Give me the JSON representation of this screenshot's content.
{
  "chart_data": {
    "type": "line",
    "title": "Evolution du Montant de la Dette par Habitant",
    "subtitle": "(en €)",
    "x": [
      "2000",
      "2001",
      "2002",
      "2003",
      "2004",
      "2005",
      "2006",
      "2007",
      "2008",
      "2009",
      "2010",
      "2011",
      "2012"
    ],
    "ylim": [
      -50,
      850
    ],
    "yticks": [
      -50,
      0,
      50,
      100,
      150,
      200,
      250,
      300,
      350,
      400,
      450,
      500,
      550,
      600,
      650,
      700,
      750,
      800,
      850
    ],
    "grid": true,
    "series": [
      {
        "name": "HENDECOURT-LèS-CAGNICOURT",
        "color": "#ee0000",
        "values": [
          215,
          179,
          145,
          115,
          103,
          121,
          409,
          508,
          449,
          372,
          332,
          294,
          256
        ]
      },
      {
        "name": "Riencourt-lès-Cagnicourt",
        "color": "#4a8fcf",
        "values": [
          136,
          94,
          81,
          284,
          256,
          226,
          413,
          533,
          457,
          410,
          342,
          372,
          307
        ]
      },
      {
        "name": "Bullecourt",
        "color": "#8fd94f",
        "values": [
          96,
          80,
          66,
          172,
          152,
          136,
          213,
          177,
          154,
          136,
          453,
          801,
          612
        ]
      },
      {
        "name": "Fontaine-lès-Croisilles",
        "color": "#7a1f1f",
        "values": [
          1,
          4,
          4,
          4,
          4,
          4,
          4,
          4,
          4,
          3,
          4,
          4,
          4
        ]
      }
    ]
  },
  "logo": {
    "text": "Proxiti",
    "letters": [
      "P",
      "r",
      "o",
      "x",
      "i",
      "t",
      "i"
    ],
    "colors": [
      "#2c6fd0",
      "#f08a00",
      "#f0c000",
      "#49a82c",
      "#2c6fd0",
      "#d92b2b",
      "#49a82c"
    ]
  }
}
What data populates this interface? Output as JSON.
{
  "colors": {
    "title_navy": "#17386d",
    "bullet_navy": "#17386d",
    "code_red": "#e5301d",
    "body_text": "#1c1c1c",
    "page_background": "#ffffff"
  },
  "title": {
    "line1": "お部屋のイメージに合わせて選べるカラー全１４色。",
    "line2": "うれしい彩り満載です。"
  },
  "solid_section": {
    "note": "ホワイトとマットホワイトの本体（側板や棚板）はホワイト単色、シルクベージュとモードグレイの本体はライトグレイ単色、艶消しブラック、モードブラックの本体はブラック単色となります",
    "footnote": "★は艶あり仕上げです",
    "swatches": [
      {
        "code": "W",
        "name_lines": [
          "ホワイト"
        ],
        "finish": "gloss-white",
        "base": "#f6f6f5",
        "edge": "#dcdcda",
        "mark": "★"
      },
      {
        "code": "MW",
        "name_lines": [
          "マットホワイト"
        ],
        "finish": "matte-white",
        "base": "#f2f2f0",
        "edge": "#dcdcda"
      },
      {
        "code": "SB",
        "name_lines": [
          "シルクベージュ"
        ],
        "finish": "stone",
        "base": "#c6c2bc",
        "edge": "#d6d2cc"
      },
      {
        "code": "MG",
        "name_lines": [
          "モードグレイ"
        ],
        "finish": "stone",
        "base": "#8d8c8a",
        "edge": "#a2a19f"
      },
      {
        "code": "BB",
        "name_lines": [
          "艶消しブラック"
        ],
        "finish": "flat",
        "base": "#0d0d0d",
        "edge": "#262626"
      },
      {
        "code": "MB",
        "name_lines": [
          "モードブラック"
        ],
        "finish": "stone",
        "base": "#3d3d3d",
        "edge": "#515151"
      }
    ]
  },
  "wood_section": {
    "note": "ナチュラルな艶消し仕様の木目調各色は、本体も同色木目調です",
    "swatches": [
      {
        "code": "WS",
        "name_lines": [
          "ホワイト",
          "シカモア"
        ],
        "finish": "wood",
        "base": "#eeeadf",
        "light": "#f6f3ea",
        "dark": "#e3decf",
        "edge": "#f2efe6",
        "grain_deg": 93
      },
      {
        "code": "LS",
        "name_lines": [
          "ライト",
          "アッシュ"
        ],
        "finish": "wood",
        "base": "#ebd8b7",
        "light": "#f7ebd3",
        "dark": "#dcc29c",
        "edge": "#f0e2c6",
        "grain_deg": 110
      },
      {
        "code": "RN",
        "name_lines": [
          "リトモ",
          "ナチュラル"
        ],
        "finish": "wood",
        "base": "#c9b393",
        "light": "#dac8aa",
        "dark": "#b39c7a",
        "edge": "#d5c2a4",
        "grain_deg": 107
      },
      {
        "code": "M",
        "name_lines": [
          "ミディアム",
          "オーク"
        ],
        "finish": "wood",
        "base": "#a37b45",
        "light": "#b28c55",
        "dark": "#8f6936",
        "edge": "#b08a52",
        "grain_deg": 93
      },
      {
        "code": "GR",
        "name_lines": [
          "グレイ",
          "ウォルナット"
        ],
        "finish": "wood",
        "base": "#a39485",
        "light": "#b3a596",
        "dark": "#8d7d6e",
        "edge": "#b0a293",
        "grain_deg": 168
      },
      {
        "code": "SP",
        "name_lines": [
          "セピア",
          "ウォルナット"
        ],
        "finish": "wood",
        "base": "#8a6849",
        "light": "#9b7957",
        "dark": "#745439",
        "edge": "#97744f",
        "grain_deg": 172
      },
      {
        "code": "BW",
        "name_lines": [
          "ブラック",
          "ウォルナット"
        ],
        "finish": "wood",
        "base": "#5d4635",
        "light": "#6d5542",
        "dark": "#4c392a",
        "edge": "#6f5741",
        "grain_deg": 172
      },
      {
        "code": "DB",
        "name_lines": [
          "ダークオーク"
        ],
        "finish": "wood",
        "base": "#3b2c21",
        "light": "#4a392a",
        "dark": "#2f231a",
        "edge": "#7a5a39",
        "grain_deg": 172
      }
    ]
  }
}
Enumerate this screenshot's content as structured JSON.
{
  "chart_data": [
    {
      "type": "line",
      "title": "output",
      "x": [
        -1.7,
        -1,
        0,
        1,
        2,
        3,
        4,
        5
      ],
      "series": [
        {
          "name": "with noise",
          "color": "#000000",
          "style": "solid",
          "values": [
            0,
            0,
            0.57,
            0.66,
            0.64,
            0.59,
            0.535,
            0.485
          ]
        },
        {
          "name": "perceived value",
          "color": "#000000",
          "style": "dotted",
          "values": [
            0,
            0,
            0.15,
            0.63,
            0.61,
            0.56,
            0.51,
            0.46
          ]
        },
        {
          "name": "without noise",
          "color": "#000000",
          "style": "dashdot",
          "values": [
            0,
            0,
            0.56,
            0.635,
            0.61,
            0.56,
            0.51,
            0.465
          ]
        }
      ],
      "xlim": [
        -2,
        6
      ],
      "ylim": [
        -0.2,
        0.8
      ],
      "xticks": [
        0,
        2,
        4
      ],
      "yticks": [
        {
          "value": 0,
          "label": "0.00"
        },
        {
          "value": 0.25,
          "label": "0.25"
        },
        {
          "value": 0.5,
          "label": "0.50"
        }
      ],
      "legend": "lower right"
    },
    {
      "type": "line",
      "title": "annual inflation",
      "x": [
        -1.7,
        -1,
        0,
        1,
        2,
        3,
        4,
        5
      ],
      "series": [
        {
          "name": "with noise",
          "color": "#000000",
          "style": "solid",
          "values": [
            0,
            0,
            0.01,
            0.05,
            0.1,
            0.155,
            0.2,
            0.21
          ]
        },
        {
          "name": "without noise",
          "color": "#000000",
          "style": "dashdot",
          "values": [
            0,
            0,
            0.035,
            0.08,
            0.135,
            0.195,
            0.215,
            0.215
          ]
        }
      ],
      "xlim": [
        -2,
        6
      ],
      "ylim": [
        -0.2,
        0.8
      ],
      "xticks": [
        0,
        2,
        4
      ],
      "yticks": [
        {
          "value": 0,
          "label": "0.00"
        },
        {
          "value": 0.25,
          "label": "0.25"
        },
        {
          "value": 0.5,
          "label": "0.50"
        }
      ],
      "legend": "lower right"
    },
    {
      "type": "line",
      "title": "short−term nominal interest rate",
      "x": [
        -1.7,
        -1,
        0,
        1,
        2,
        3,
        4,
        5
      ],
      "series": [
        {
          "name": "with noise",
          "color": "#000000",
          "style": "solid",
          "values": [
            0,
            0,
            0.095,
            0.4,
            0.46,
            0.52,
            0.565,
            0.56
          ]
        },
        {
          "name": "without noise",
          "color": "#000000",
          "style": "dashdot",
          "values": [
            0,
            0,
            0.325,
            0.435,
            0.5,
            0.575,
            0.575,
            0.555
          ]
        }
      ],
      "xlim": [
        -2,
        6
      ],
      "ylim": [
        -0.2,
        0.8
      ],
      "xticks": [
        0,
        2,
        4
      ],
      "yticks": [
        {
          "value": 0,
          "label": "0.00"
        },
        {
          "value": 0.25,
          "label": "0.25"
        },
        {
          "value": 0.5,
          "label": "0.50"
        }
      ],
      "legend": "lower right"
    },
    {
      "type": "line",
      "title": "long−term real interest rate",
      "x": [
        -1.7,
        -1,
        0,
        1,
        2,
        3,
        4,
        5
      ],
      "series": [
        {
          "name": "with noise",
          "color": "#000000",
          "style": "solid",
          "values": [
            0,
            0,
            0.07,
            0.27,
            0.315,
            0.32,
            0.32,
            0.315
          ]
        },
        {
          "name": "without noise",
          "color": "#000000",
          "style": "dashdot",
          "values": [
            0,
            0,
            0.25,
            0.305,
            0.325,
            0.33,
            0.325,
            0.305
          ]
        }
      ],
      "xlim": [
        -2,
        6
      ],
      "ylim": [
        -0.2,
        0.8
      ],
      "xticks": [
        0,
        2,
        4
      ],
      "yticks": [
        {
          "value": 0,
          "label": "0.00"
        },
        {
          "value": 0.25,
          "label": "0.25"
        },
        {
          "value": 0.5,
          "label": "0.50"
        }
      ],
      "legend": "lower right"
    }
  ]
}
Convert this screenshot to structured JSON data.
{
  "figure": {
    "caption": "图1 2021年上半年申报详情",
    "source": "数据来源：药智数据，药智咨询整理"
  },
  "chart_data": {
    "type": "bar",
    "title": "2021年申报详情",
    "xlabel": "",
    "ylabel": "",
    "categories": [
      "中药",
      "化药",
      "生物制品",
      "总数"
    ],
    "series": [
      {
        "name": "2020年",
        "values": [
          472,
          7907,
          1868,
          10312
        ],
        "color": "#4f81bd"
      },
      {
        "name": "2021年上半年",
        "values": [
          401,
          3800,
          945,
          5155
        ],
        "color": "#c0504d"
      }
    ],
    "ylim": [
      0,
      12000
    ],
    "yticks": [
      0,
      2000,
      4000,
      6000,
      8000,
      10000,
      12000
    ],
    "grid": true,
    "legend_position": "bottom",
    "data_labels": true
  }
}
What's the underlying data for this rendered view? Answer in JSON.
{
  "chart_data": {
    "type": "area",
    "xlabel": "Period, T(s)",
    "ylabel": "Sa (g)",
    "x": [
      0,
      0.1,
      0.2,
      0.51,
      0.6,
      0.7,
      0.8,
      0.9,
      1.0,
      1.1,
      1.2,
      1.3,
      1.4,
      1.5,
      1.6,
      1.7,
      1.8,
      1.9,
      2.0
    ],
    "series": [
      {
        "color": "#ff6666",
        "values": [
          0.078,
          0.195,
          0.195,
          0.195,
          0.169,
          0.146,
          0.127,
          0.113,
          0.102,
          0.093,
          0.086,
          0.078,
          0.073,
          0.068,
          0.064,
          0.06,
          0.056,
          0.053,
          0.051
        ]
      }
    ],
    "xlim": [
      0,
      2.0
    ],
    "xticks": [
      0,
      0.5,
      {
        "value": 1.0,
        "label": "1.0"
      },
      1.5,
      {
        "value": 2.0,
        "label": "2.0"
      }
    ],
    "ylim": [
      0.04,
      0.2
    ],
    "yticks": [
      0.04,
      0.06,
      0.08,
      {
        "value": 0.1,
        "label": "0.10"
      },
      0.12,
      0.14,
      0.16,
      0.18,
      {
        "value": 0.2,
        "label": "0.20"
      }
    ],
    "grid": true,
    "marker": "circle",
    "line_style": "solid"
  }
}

Task statement =
Find every line holding the word "light"; give their count and nothing else.

Exercise solution =
8